— BEGIN Data records —

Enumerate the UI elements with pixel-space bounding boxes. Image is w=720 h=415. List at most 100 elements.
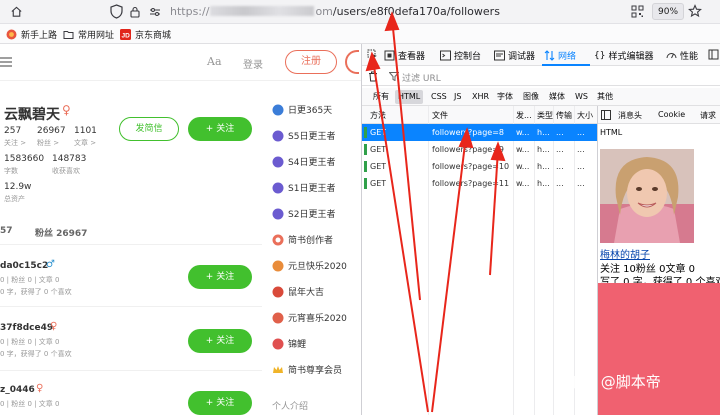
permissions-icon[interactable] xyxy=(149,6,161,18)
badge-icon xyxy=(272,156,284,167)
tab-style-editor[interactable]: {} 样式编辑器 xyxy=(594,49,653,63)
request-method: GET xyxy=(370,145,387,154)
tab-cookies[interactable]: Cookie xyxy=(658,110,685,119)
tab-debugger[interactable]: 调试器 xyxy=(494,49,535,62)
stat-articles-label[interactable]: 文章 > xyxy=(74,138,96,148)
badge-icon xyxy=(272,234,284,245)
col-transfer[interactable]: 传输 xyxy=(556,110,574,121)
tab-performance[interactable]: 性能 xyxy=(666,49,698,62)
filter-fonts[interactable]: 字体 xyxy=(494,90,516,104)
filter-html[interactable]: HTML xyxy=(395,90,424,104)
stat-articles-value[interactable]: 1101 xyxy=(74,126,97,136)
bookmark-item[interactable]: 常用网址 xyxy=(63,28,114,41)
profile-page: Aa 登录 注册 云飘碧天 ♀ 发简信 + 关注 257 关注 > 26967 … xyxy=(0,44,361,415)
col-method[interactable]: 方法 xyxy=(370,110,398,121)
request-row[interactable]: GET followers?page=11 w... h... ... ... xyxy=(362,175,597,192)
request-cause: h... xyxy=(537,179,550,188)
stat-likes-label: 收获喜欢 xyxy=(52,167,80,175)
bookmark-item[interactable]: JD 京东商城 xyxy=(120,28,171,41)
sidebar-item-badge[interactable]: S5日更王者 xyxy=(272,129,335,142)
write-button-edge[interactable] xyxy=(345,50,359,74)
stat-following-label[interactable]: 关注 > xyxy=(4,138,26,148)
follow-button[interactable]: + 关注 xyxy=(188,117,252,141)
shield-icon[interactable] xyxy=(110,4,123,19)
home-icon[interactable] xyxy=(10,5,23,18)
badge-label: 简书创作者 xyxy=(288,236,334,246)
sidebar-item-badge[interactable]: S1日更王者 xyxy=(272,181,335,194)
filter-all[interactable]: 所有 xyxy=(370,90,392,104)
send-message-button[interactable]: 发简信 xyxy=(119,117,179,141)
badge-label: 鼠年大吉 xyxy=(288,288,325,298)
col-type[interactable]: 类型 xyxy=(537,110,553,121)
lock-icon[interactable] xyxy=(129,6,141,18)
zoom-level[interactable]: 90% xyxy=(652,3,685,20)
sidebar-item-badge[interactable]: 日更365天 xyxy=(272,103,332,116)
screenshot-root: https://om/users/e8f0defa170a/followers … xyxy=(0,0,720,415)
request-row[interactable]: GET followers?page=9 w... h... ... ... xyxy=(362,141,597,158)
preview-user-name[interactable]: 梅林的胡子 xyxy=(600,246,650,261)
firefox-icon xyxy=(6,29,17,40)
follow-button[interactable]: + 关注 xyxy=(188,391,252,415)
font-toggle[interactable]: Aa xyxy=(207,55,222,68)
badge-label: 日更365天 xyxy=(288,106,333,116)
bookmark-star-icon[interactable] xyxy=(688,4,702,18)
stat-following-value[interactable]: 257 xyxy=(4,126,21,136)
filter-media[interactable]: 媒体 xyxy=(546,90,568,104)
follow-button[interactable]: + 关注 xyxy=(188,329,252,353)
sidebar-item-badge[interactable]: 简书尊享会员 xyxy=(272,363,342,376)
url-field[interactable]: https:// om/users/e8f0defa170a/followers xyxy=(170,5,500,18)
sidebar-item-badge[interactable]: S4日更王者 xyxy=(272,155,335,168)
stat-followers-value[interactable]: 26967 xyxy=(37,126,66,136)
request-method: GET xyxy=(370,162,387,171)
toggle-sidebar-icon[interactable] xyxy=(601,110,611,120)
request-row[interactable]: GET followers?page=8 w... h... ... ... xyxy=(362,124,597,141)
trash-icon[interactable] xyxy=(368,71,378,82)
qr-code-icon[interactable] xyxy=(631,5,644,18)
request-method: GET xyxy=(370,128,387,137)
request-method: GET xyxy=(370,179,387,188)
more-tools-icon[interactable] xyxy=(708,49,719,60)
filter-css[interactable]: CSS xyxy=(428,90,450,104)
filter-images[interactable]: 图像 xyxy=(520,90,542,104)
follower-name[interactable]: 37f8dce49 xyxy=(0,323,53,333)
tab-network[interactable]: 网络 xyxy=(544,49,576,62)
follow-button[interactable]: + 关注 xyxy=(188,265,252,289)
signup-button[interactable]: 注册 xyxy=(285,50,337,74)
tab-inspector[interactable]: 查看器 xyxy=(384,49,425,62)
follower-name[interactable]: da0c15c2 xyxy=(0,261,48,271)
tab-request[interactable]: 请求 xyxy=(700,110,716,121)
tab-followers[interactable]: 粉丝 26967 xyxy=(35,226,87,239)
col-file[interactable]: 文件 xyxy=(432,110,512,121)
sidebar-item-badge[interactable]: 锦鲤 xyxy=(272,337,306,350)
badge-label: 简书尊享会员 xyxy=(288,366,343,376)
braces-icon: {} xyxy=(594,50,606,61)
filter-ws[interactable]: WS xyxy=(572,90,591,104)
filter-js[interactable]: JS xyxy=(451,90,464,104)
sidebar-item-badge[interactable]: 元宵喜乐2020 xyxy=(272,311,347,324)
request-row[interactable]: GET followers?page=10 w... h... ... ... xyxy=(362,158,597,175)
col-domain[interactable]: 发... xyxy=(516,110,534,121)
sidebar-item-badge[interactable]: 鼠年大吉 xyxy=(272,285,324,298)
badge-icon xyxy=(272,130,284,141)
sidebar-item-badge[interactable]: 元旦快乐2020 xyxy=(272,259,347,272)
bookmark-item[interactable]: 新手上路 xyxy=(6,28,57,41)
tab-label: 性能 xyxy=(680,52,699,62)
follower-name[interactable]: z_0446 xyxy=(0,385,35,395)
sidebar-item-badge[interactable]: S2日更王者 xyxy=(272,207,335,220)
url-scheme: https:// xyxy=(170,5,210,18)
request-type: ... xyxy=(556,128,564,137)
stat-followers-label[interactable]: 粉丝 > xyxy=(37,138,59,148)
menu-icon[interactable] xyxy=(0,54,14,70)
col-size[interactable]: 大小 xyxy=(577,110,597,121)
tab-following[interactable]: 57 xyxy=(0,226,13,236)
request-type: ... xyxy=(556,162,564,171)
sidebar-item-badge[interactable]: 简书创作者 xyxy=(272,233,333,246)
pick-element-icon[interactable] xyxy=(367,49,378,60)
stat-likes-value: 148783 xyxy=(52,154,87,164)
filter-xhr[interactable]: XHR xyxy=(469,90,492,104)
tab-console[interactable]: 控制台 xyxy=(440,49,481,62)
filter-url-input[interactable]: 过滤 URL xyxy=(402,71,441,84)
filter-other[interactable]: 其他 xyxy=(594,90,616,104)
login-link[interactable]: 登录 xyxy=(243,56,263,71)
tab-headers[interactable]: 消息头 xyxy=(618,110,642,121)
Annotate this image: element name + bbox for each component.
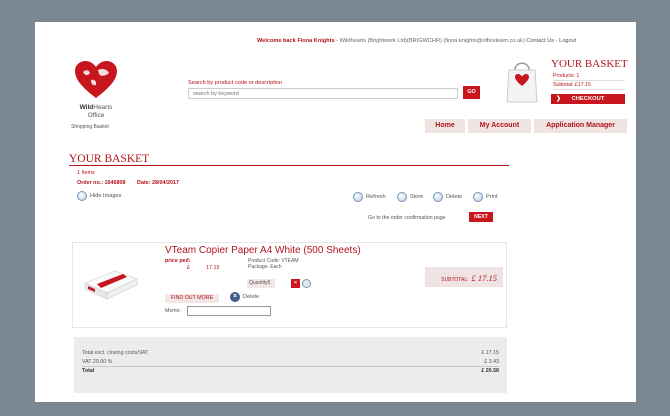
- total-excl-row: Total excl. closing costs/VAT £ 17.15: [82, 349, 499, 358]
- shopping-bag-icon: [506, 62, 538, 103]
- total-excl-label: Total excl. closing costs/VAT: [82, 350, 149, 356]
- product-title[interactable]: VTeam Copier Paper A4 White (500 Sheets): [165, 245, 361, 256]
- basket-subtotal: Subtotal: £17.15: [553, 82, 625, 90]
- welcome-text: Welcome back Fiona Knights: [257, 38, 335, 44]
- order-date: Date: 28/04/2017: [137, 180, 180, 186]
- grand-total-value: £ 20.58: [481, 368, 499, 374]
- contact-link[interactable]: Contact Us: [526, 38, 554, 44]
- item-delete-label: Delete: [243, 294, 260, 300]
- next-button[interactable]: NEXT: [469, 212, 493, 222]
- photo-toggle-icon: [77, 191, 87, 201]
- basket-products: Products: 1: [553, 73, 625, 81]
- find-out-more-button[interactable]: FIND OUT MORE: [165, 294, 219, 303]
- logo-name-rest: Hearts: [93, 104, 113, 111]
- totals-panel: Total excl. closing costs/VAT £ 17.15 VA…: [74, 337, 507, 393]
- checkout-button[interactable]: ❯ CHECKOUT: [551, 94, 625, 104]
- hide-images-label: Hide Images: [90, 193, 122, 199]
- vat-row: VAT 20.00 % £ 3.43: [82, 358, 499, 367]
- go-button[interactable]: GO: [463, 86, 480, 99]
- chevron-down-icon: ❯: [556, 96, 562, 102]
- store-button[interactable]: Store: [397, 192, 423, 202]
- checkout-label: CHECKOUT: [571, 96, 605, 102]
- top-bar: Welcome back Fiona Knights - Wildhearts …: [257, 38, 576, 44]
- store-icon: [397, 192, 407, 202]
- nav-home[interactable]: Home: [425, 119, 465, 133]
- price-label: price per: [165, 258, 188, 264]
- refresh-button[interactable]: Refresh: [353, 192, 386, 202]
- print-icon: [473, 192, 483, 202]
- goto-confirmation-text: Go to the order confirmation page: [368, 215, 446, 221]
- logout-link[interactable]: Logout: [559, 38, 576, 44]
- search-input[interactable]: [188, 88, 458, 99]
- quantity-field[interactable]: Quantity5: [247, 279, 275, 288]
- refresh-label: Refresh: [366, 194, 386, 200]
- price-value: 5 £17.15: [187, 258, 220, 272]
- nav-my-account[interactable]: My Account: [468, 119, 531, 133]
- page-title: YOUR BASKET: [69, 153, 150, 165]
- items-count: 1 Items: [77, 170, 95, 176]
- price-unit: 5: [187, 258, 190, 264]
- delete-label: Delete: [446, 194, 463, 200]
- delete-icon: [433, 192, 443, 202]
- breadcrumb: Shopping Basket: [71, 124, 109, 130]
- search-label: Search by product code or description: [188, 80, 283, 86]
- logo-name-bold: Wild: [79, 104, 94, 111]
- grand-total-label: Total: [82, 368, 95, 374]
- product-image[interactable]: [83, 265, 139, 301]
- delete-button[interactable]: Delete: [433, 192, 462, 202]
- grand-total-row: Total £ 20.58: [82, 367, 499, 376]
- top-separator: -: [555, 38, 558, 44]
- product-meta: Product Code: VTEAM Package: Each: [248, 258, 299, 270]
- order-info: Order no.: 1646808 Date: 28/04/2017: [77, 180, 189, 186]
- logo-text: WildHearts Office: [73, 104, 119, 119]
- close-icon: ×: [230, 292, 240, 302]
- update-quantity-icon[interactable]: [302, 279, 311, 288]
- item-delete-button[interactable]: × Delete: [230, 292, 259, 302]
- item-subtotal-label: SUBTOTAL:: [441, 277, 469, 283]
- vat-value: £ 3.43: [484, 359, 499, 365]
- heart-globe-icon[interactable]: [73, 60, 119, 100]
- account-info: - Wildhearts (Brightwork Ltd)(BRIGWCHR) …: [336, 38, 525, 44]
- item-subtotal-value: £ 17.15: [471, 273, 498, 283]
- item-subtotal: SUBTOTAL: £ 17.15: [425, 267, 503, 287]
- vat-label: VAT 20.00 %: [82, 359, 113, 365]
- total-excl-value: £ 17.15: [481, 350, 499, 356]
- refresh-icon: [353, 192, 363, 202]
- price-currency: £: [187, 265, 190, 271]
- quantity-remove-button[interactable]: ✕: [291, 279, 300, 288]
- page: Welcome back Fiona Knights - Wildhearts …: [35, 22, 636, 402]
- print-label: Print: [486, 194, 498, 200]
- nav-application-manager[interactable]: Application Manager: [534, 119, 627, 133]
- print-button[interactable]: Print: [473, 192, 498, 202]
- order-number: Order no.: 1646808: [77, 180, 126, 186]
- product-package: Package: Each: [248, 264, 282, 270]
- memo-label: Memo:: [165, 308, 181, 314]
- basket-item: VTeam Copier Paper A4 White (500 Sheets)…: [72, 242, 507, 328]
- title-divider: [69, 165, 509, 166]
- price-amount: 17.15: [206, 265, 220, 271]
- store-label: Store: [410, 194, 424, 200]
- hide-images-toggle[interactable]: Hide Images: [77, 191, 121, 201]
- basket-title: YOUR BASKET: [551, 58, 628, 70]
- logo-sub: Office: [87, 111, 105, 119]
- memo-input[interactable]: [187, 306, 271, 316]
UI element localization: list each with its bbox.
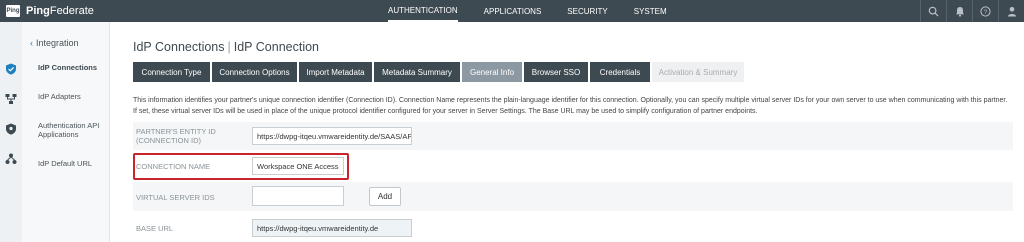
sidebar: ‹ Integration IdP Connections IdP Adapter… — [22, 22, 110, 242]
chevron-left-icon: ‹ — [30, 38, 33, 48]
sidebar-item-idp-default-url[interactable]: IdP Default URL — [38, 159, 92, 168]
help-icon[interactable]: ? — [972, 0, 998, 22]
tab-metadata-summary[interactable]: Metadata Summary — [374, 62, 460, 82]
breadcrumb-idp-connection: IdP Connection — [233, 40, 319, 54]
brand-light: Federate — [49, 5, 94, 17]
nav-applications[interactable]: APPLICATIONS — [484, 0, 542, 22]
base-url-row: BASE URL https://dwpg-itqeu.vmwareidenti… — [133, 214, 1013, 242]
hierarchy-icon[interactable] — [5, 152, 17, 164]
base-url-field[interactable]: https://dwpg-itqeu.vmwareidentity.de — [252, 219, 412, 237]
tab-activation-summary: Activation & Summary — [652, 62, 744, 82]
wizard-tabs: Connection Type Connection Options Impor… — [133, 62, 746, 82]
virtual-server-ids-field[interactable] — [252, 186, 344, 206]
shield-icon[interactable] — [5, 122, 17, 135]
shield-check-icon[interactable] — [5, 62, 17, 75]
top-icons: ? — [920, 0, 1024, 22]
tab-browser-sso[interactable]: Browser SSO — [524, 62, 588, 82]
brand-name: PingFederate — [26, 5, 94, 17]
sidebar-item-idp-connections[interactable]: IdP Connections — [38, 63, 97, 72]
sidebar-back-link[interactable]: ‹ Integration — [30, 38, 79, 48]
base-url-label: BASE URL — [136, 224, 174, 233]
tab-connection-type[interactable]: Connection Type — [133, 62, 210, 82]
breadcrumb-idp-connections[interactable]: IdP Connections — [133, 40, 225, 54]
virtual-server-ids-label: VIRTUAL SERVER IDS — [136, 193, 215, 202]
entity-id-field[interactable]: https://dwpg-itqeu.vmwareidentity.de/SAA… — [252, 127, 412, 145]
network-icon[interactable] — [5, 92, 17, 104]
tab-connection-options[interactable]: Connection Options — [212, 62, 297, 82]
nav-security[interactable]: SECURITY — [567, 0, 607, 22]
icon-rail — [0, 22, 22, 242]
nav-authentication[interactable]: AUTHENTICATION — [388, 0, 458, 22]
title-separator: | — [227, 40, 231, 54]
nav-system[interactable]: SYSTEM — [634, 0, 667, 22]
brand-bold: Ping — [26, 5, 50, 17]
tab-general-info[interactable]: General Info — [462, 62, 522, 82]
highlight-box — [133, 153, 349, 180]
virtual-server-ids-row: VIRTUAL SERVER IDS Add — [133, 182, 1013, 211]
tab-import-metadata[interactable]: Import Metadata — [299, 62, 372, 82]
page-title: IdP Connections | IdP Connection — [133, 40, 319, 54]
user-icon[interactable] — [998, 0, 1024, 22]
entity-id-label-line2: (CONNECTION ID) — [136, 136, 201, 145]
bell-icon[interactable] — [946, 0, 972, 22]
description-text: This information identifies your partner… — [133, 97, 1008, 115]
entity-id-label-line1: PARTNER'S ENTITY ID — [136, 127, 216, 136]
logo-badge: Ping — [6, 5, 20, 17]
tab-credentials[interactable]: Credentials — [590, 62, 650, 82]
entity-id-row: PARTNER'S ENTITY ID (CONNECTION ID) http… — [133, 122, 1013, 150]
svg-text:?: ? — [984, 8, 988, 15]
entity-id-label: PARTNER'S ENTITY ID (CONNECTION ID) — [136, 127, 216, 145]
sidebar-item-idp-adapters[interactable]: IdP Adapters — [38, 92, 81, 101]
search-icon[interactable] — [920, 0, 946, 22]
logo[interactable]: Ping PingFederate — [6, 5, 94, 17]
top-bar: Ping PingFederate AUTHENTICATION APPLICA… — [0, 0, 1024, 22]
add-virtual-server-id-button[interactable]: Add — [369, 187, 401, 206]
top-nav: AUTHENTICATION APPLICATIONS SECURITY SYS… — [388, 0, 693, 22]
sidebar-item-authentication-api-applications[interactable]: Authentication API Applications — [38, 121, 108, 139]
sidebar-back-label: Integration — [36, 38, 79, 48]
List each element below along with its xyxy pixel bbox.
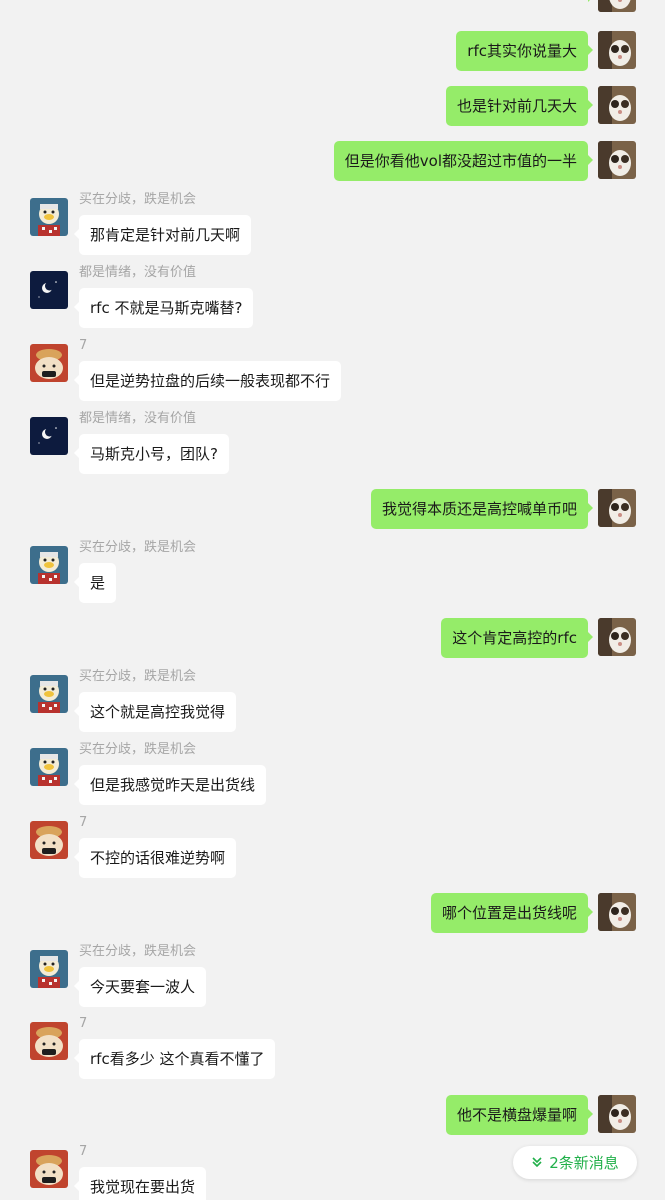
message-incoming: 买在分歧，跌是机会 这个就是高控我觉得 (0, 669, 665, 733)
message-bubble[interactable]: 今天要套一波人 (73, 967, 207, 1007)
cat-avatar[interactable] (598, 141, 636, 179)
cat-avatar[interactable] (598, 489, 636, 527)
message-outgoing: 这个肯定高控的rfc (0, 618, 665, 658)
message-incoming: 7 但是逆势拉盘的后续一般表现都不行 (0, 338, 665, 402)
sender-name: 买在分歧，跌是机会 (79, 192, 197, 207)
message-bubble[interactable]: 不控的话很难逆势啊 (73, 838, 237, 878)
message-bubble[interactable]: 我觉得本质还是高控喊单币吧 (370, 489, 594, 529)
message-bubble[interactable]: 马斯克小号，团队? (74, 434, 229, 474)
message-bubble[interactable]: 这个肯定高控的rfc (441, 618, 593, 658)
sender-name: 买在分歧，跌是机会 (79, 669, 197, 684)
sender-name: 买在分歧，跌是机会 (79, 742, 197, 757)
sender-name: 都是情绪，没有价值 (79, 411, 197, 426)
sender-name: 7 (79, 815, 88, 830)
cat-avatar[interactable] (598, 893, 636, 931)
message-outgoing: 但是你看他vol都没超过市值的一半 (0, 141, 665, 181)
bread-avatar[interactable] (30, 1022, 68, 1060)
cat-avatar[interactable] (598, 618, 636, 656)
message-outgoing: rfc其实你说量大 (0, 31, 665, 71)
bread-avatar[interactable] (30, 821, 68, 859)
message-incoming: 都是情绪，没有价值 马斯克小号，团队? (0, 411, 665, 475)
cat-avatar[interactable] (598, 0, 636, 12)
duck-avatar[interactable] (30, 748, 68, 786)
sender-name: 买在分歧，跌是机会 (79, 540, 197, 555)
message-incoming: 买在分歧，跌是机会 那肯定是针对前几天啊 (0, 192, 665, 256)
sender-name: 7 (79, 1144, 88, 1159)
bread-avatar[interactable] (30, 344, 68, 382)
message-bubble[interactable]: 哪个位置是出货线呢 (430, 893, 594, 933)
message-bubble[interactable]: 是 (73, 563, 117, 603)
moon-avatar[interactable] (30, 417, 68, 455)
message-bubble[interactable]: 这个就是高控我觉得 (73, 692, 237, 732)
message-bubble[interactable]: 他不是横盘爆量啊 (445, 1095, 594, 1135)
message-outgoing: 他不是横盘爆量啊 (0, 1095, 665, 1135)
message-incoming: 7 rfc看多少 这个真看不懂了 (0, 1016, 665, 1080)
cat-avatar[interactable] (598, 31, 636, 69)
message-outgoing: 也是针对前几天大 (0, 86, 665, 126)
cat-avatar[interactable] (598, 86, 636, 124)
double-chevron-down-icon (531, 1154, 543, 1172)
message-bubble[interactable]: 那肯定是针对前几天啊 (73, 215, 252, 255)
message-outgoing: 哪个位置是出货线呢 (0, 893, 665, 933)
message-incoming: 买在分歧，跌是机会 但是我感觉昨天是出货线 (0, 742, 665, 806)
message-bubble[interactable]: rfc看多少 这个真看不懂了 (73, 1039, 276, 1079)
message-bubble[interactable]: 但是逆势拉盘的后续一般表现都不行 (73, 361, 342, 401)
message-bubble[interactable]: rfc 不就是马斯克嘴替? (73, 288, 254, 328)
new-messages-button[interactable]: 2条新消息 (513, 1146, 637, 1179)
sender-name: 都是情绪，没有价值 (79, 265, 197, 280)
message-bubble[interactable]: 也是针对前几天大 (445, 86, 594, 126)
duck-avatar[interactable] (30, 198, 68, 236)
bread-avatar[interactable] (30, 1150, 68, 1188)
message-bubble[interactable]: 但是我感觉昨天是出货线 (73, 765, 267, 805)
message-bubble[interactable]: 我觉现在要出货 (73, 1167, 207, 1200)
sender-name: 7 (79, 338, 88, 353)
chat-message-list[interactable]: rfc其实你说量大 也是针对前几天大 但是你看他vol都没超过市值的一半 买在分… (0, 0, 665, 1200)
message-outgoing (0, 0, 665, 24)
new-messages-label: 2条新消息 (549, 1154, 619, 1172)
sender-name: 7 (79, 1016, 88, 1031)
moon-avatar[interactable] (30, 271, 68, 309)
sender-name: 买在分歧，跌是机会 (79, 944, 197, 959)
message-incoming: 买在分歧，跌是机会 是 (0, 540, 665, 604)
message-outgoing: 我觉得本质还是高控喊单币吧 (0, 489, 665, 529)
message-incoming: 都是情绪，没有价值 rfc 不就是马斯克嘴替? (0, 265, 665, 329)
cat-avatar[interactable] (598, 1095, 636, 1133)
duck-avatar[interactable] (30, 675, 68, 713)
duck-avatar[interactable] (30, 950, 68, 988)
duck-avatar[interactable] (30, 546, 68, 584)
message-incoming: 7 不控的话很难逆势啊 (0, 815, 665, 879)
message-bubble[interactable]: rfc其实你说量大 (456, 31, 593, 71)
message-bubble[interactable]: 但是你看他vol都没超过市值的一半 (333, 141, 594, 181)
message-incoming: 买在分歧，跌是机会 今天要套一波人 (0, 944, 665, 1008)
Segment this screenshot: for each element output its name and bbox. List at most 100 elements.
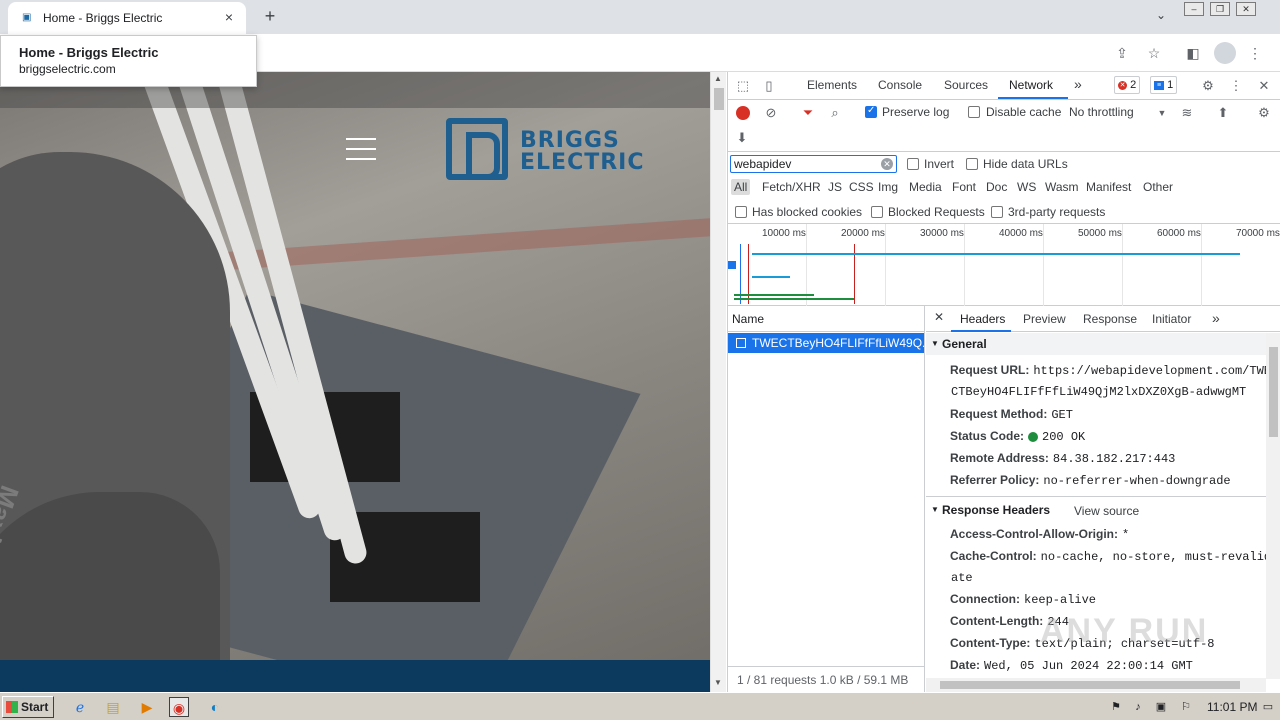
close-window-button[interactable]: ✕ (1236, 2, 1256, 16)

— END Data records —

- Task brief -
Print the rows from the line containing "message-incoming: 买在分歧，跌是机会 这个就是高控我觉得" to the line containing "sender-name: 7 (79, 1144, 88, 1159)", including both of those lines, with no changes.

- Response below -
message-incoming: 买在分歧，跌是机会 这个就是高控我觉得 (0, 669, 665, 733)
message-bubble[interactable]: 今天要套一波人 (73, 967, 207, 1007)
cat-avatar[interactable] (598, 141, 636, 179)
cat-avatar[interactable] (598, 489, 636, 527)
message-outgoing: 这个肯定高控的rfc (0, 618, 665, 658)
message-incoming: 7 但是逆势拉盘的后续一般表现都不行 (0, 338, 665, 402)
sender-name: 买在分歧，跌是机会 (79, 192, 197, 207)
message-bubble[interactable]: 不控的话很难逆势啊 (73, 838, 237, 878)
message-bubble[interactable]: 我觉得本质还是高控喊单币吧 (370, 489, 594, 529)
message-bubble[interactable]: 马斯克小号，团队? (74, 434, 229, 474)
message-bubble[interactable]: 这个肯定高控的rfc (441, 618, 593, 658)
sender-name: 买在分歧，跌是机会 (79, 669, 197, 684)
sender-name: 买在分歧，跌是机会 (79, 742, 197, 757)
sender-name: 都是情绪，没有价值 (79, 411, 197, 426)
sender-name: 7 (79, 815, 88, 830)
cat-avatar[interactable] (598, 893, 636, 931)
message-outgoing: 但是你看他vol都没超过市值的一半 (0, 141, 665, 181)
bread-avatar[interactable] (30, 1022, 68, 1060)
cat-avatar[interactable] (598, 618, 636, 656)
message-outgoing: rfc其实你说量大 (0, 31, 665, 71)
bread-avatar[interactable] (30, 821, 68, 859)
message-incoming: 都是情绪，没有价值 马斯克小号，团队? (0, 411, 665, 475)
cat-avatar[interactable] (598, 0, 636, 12)
duck-avatar[interactable] (30, 748, 68, 786)
sender-name: 买在分歧，跌是机会 (79, 540, 197, 555)
message-incoming: 买在分歧，跌是机会 那肯定是针对前几天啊 (0, 192, 665, 256)
sender-name: 7 (79, 1144, 88, 1159)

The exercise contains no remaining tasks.